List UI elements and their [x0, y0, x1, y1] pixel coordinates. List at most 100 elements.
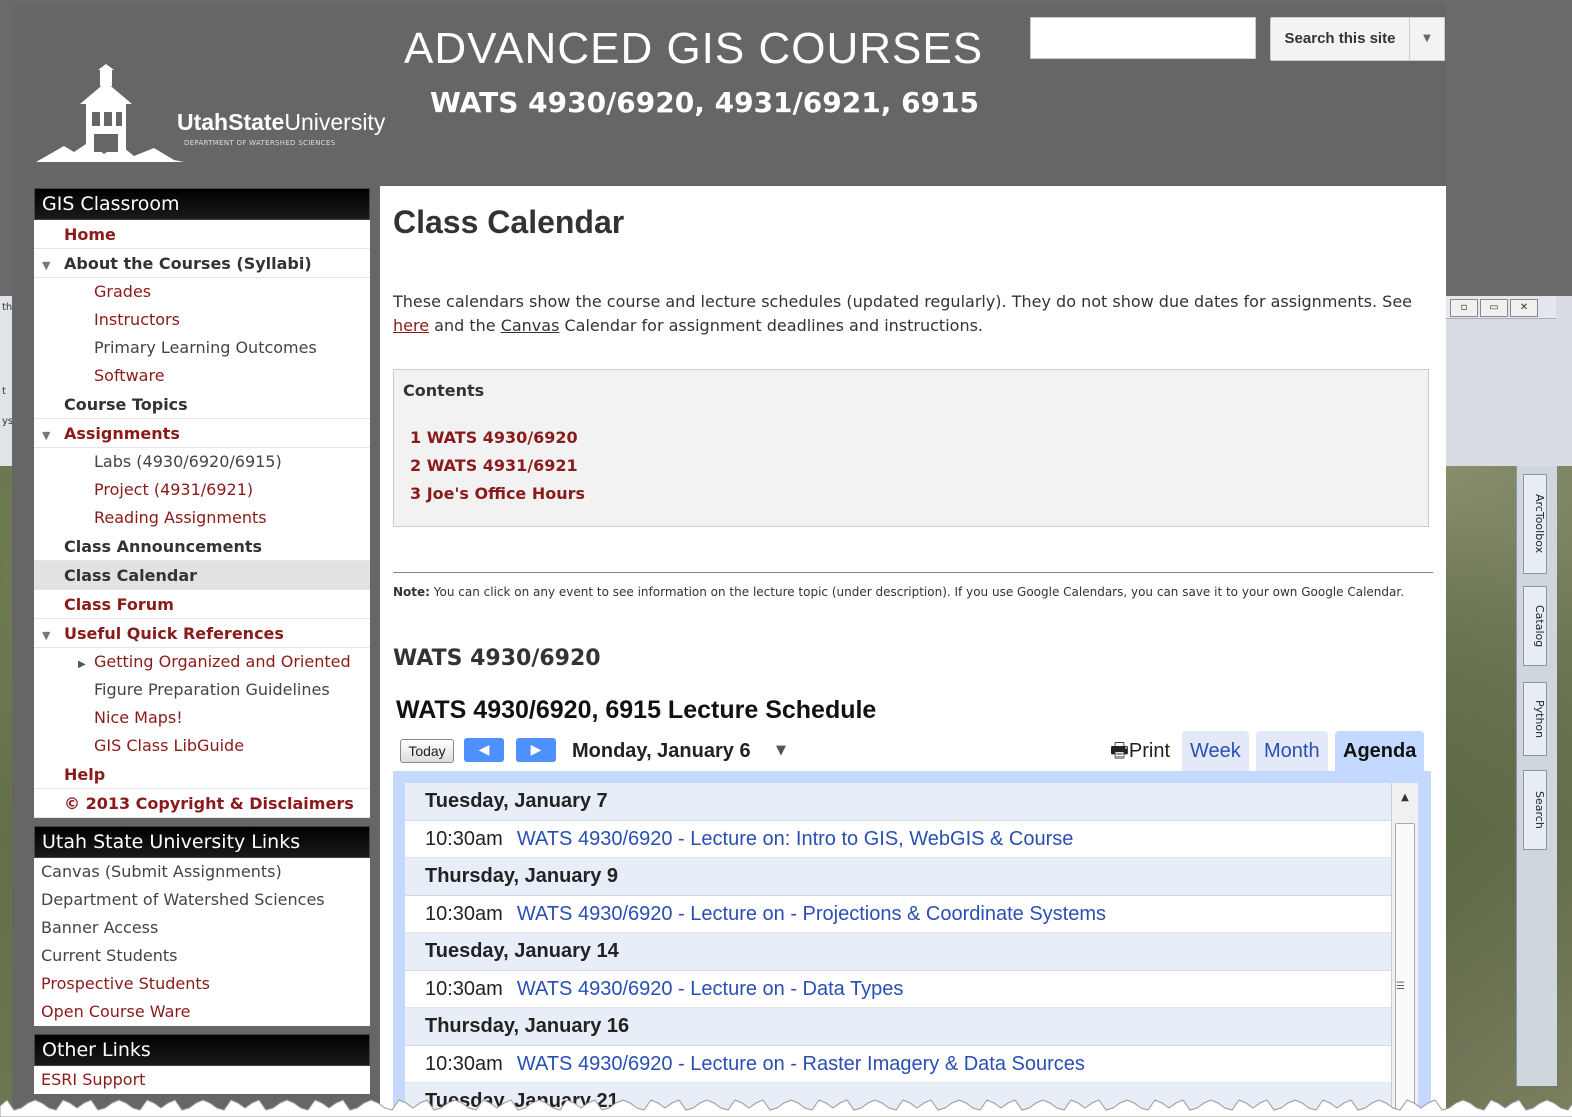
sidebar-link[interactable]: Department of Watershed Sciences	[34, 886, 370, 914]
here-link[interactable]: here	[393, 316, 429, 335]
event-time: 10:30am	[425, 1053, 503, 1075]
sidebar-item[interactable]: ▼ Useful Quick References	[34, 619, 370, 648]
agenda-list: Tuesday, January 7 10:30am WATS 4930/6920 …	[405, 783, 1391, 1117]
sidebar-item[interactable]: Labs (4930/6920/6915)	[34, 448, 370, 476]
chevron-down-icon[interactable]: ▼	[776, 743, 786, 758]
sidebar-item-label: Useful Quick References	[64, 624, 284, 643]
sidebar-item-label: Assignments	[64, 424, 180, 443]
search-input[interactable]	[1030, 17, 1256, 59]
sidebar-item-label: Software	[94, 366, 165, 385]
agenda-day-header: Tuesday, January 14	[405, 933, 1391, 971]
expand-down-icon[interactable]: ▼	[42, 251, 54, 277]
tab-week[interactable]: Week	[1182, 731, 1249, 771]
side-tab-search[interactable]: Search	[1523, 770, 1547, 850]
sidebar-item-label: Figure Preparation Guidelines	[94, 680, 330, 699]
sidebar-item-label: © 2013 Copyright & Disclaimers	[64, 794, 354, 813]
close-icon[interactable]: ✕	[1510, 299, 1538, 317]
sidebar-item[interactable]: Project (4931/6921)	[34, 476, 370, 504]
sidebar-item[interactable]: Nice Maps!	[34, 704, 370, 732]
search-button[interactable]: Search this site	[1270, 17, 1410, 61]
sidebar-item-label: Instructors	[94, 310, 180, 329]
sidebar-link[interactable]: Prospective Students	[34, 970, 370, 998]
sidebar-item[interactable]: Class Announcements	[34, 532, 370, 561]
usu-logo[interactable]: UtahStateUniversity DEPARTMENT OF WATERS…	[34, 64, 394, 174]
sidebar-item[interactable]: Reading Assignments	[34, 504, 370, 532]
note-text: Note: You can click on any event to see …	[393, 585, 1405, 599]
side-tab-catalog[interactable]: Catalog	[1523, 586, 1547, 666]
event-title[interactable]: WATS 4930/6920 - Lecture on - Projection…	[517, 903, 1106, 925]
sidebar-item[interactable]: Grades	[34, 278, 370, 306]
agenda-event[interactable]: 10:30am WATS 4930/6920 - Lecture on - Ras…	[405, 1046, 1391, 1083]
background-window-controls: ▫ ▭ ✕	[1446, 296, 1556, 319]
sidebar-item[interactable]: Help	[34, 760, 370, 789]
sidebar-item-label: GIS Class LibGuide	[94, 736, 245, 755]
toc-item[interactable]: 1 WATS 4930/6920	[410, 428, 578, 447]
sidebar-item[interactable]: Home	[34, 220, 370, 249]
sidebar-usu-links: Canvas (Submit Assignments) Department of…	[34, 858, 370, 1026]
main-content: Class Calendar These calendars show the …	[380, 186, 1446, 1117]
sidebar-item[interactable]: Figure Preparation Guidelines	[34, 676, 370, 704]
event-title[interactable]: WATS 4930/6920 - Lecture on - Data Types	[517, 978, 904, 1000]
print-button[interactable]: 🖶Print	[1110, 736, 1170, 770]
chevron-down-icon[interactable]: ▼	[1409, 17, 1445, 61]
sidebar-item[interactable]: Class Calendar	[34, 561, 370, 590]
sidebar-item-label: Home	[64, 225, 116, 244]
sidebar-item[interactable]: Instructors	[34, 306, 370, 334]
agenda-event[interactable]: 10:30am WATS 4930/6920 - Lecture on - Pro…	[405, 896, 1391, 933]
expand-down-icon[interactable]: ▼	[42, 621, 54, 647]
next-arrow-icon[interactable]: ▶	[516, 738, 556, 762]
agenda-scrollbar[interactable]: ▲ ☰	[1391, 783, 1418, 1117]
sidebar-item[interactable]: Course Topics	[34, 390, 370, 419]
sidebar-link[interactable]: ESRI Support	[34, 1066, 370, 1094]
calendar-current-date[interactable]: Monday, January 6	[572, 740, 751, 763]
event-title[interactable]: WATS 4930/6920 - Lecture on - Raster Ima…	[517, 1053, 1085, 1075]
tab-month[interactable]: Month	[1256, 731, 1328, 771]
scrollbar-thumb[interactable]	[1395, 823, 1415, 1117]
calendar-title: WATS 4930/6920, 6915 Lecture Schedule	[396, 696, 877, 724]
site-title: ADVANCED GIS COURSES	[404, 24, 984, 73]
agenda-event[interactable]: 10:30am WATS 4930/6920 - Lecture on - Dat…	[405, 971, 1391, 1008]
sidebar-nav: Home ▼ About the Courses (Syllabi) Grades In…	[34, 220, 370, 818]
sidebar-item-label: Course Topics	[64, 395, 188, 414]
sidebar-item-label: About the Courses (Syllabi)	[64, 254, 312, 273]
sidebar-item[interactable]: © 2013 Copyright & Disclaimers	[34, 789, 370, 818]
sidebar-item[interactable]: GIS Class LibGuide	[34, 732, 370, 760]
sidebar-item[interactable]: ▼ About the Courses (Syllabi)	[34, 249, 370, 278]
grip-icon: ☰	[1396, 981, 1405, 992]
sidebar-link[interactable]: Banner Access	[34, 914, 370, 942]
today-button[interactable]: Today	[400, 739, 454, 763]
side-tab-arctoolbox[interactable]: ArcToolbox	[1523, 474, 1547, 574]
sidebar-other-links: ESRI Support	[34, 1066, 370, 1094]
sidebar-item[interactable]: Class Forum	[34, 590, 370, 619]
expand-down-icon[interactable]: ▼	[42, 421, 54, 447]
minimize-icon[interactable]: ▫	[1450, 299, 1478, 317]
prev-arrow-icon[interactable]: ◀	[464, 738, 504, 762]
sidebar-link[interactable]: Current Students	[34, 942, 370, 970]
sidebar-link[interactable]: Open Course Ware	[34, 998, 370, 1026]
expand-right-icon[interactable]: ▶	[78, 651, 88, 676]
sidebar-item[interactable]: Software	[34, 362, 370, 390]
scroll-up-icon[interactable]: ▲	[1392, 783, 1418, 813]
sidebar-item-label: Class Forum	[64, 595, 174, 614]
sidebar-link[interactable]: Canvas (Submit Assignments)	[34, 858, 370, 886]
canvas-link[interactable]: Canvas	[501, 316, 560, 335]
background-side-tabs: ArcToolbox Catalog Python Search	[1516, 466, 1557, 1086]
event-time: 10:30am	[425, 978, 503, 1000]
tab-agenda[interactable]: Agenda	[1335, 731, 1425, 771]
agenda-event[interactable]: 10:30am WATS 4930/6920 - Lecture on: Intr…	[405, 821, 1391, 858]
table-of-contents: Contents 1 WATS 4930/6920 2 WATS 4931/69…	[393, 369, 1429, 527]
sidebar-item-label: Nice Maps!	[94, 708, 183, 727]
sidebar-item[interactable]: ▼ Assignments	[34, 419, 370, 448]
side-tab-python[interactable]: Python	[1523, 682, 1547, 756]
agenda-day-header: Tuesday, January 7	[405, 783, 1391, 821]
sidebar-item-label: Labs (4930/6920/6915)	[94, 452, 282, 471]
sidebar-item[interactable]: ▶ Getting Organized and Oriented	[34, 648, 370, 676]
site-subtitle: WATS 4930/6920, 4931/6921, 6915	[430, 86, 980, 119]
sidebar-item[interactable]: Primary Learning Outcomes	[34, 334, 370, 362]
toc-item[interactable]: 3 Joe's Office Hours	[410, 484, 585, 503]
restore-icon[interactable]: ▭	[1480, 299, 1508, 317]
event-title[interactable]: WATS 4930/6920 - Lecture on: Intro to GI…	[517, 828, 1074, 850]
toc-item[interactable]: 2 WATS 4931/6921	[410, 456, 578, 475]
section-heading: WATS 4930/6920	[393, 646, 601, 671]
agenda-day-header: Thursday, January 9	[405, 858, 1391, 896]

> [TASK PROMPT] Copy the data above line for line, without any changes, but leave out the pictures.

> [SOLUTION TO THIS TASK]
List UI elements and their [x0, y0, x1, y1] pixel coordinates. List at most 100 elements.
sidebar-link[interactable]: Department of Watershed Sciences	[34, 886, 370, 914]
here-link[interactable]: here	[393, 316, 429, 335]
event-time: 10:30am	[425, 1053, 503, 1075]
sidebar-item[interactable]: ▼ Useful Quick References	[34, 619, 370, 648]
agenda-list: Tuesday, January 7 10:30am WATS 4930/6920 …	[405, 783, 1391, 1117]
sidebar-item[interactable]: Labs (4930/6920/6915)	[34, 448, 370, 476]
chevron-down-icon[interactable]: ▼	[776, 743, 786, 758]
sidebar-item-label: Useful Quick References	[64, 624, 284, 643]
sidebar-item-label: Assignments	[64, 424, 180, 443]
search-input[interactable]	[1030, 17, 1256, 59]
sidebar-item-label: Software	[94, 366, 165, 385]
agenda-day-header: Tuesday, January 14	[405, 933, 1391, 971]
expand-down-icon[interactable]: ▼	[42, 251, 54, 277]
tab-week[interactable]: Week	[1182, 731, 1249, 771]
side-tab-search[interactable]: Search	[1523, 770, 1547, 850]
sidebar-item-label: Figure Preparation Guidelines	[94, 680, 330, 699]
sidebar-item-label: © 2013 Copyright & Disclaimers	[64, 794, 354, 813]
close-icon[interactable]: ✕	[1510, 299, 1538, 317]
sidebar-item[interactable]: Project (4931/6921)	[34, 476, 370, 504]
sidebar-item[interactable]: Nice Maps!	[34, 704, 370, 732]
search-button[interactable]: Search this site	[1270, 17, 1410, 61]
sidebar-item-label: Instructors	[94, 310, 180, 329]
sidebar-link[interactable]: Prospective Students	[34, 970, 370, 998]
sidebar-item[interactable]: Class Announcements	[34, 532, 370, 561]
usu-logo[interactable]: UtahStateUniversity DEPARTMENT OF WATERS…	[34, 64, 394, 174]
sidebar-item[interactable]: Reading Assignments	[34, 504, 370, 532]
note-text: Note: You can click on any event to see …	[393, 585, 1405, 599]
side-tab-catalog[interactable]: Catalog	[1523, 586, 1547, 666]
event-title[interactable]: WATS 4930/6920 - Lecture on - Projection…	[517, 903, 1106, 925]
sidebar-item[interactable]: Grades	[34, 278, 370, 306]
agenda-event[interactable]: 10:30am WATS 4930/6920 - Lecture on - Ras…	[405, 1046, 1391, 1083]
background-window-controls: ▫ ▭ ✕	[1446, 296, 1556, 319]
sidebar-item[interactable]: Help	[34, 760, 370, 789]
sidebar-item-label: GIS Class LibGuide	[94, 736, 245, 755]
toc-item[interactable]: 1 WATS 4930/6920	[410, 428, 578, 447]
sidebar-item[interactable]: Home	[34, 220, 370, 249]
sidebar-usu-links: Canvas (Submit Assignments) Department of…	[34, 858, 370, 1026]
main-content: Class Calendar These calendars show the …	[380, 186, 1446, 1117]
sidebar-item[interactable]: Figure Preparation Guidelines	[34, 676, 370, 704]
event-title[interactable]: WATS 4930/6920 - Lecture on - Data Types	[517, 978, 904, 1000]
print-button[interactable]: 🖶Print	[1110, 736, 1170, 770]
chevron-down-icon[interactable]: ▼	[1409, 17, 1445, 61]
sidebar-item[interactable]: Class Calendar	[34, 561, 370, 590]
sidebar-item-label: Home	[64, 225, 116, 244]
sidebar-item[interactable]: Instructors	[34, 306, 370, 334]
agenda-event[interactable]: 10:30am WATS 4930/6920 - Lecture on - Pro…	[405, 896, 1391, 933]
expand-down-icon[interactable]: ▼	[42, 621, 54, 647]
next-arrow-icon[interactable]: ▶	[516, 738, 556, 762]
agenda-scrollbar[interactable]: ▲ ☰	[1391, 783, 1418, 1117]
sidebar-item[interactable]: Course Topics	[34, 390, 370, 419]
sidebar-link[interactable]: ESRI Support	[34, 1066, 370, 1094]
calendar-current-date[interactable]: Monday, January 6	[572, 740, 751, 763]
event-title[interactable]: WATS 4930/6920 - Lecture on - Raster Ima…	[517, 1053, 1085, 1075]
tab-month[interactable]: Month	[1256, 731, 1328, 771]
scrollbar-thumb[interactable]	[1395, 823, 1415, 1117]
calendar-title: WATS 4930/6920, 6915 Lecture Schedule	[396, 696, 877, 724]
site-title: ADVANCED GIS COURSES	[404, 24, 984, 73]
agenda-event[interactable]: 10:30am WATS 4930/6920 - Lecture on - Dat…	[405, 971, 1391, 1008]
sidebar-nav: Home ▼ About the Courses (Syllabi) Grades In…	[34, 220, 370, 818]
sidebar-item-label: Course Topics	[64, 395, 188, 414]
sidebar-item-label: About the Courses (Syllabi)	[64, 254, 312, 273]
sidebar-item[interactable]: © 2013 Copyright & Disclaimers	[34, 789, 370, 818]
sidebar-item[interactable]: GIS Class LibGuide	[34, 732, 370, 760]
sidebar-item[interactable]: ▼ About the Courses (Syllabi)	[34, 249, 370, 278]
grip-icon: ☰	[1396, 981, 1405, 992]
sidebar-link[interactable]: Banner Access	[34, 914, 370, 942]
today-button[interactable]: Today	[400, 739, 454, 763]
side-tab-arctoolbox[interactable]: ArcToolbox	[1523, 474, 1547, 574]
sidebar-other-links: ESRI Support	[34, 1066, 370, 1094]
sidebar-item[interactable]: Class Forum	[34, 590, 370, 619]
expand-down-icon[interactable]: ▼	[42, 421, 54, 447]
minimize-icon[interactable]: ▫	[1450, 299, 1478, 317]
prev-arrow-icon[interactable]: ◀	[464, 738, 504, 762]
sidebar-link[interactable]: Current Students	[34, 942, 370, 970]
sidebar-link[interactable]: Open Course Ware	[34, 998, 370, 1026]
expand-right-icon[interactable]: ▶	[78, 651, 88, 676]
sidebar-item[interactable]: Software	[34, 362, 370, 390]
scroll-up-icon[interactable]: ▲	[1392, 783, 1418, 813]
sidebar-item-label: Class Forum	[64, 595, 174, 614]
sidebar-link[interactable]: Canvas (Submit Assignments)	[34, 858, 370, 886]
canvas-link[interactable]: Canvas	[501, 316, 560, 335]
background-side-tabs: ArcToolbox Catalog Python Search	[1516, 466, 1557, 1086]
event-time: 10:30am	[425, 978, 503, 1000]
tab-agenda[interactable]: Agenda	[1335, 731, 1425, 771]
agenda-event[interactable]: 10:30am WATS 4930/6920 - Lecture on: Intr…	[405, 821, 1391, 858]
table-of-contents: Contents 1 WATS 4930/6920 2 WATS 4931/69…	[393, 369, 1429, 527]
sidebar-item-label: Nice Maps!	[94, 708, 183, 727]
sidebar-item[interactable]: ▼ Assignments	[34, 419, 370, 448]
side-tab-python[interactable]: Python	[1523, 682, 1547, 756]
agenda-day-header: Tuesday, January 7	[405, 783, 1391, 821]
sidebar-item-label: Labs (4930/6920/6915)	[94, 452, 282, 471]
sidebar-item[interactable]: ▶ Getting Organized and Oriented	[34, 648, 370, 676]
site-subtitle: WATS 4930/6920, 4931/6921, 6915	[430, 86, 980, 119]
sidebar-item[interactable]: Primary Learning Outcomes	[34, 334, 370, 362]
toc-item[interactable]: 3 Joe's Office Hours	[410, 484, 585, 503]
restore-icon[interactable]: ▭	[1480, 299, 1508, 317]
event-title[interactable]: WATS 4930/6920 - Lecture on: Intro to GI…	[517, 828, 1074, 850]
toc-item[interactable]: 2 WATS 4931/6921	[410, 456, 578, 475]
section-heading: WATS 4930/6920	[393, 646, 601, 671]
agenda-day-header: Thursday, January 9	[405, 858, 1391, 896]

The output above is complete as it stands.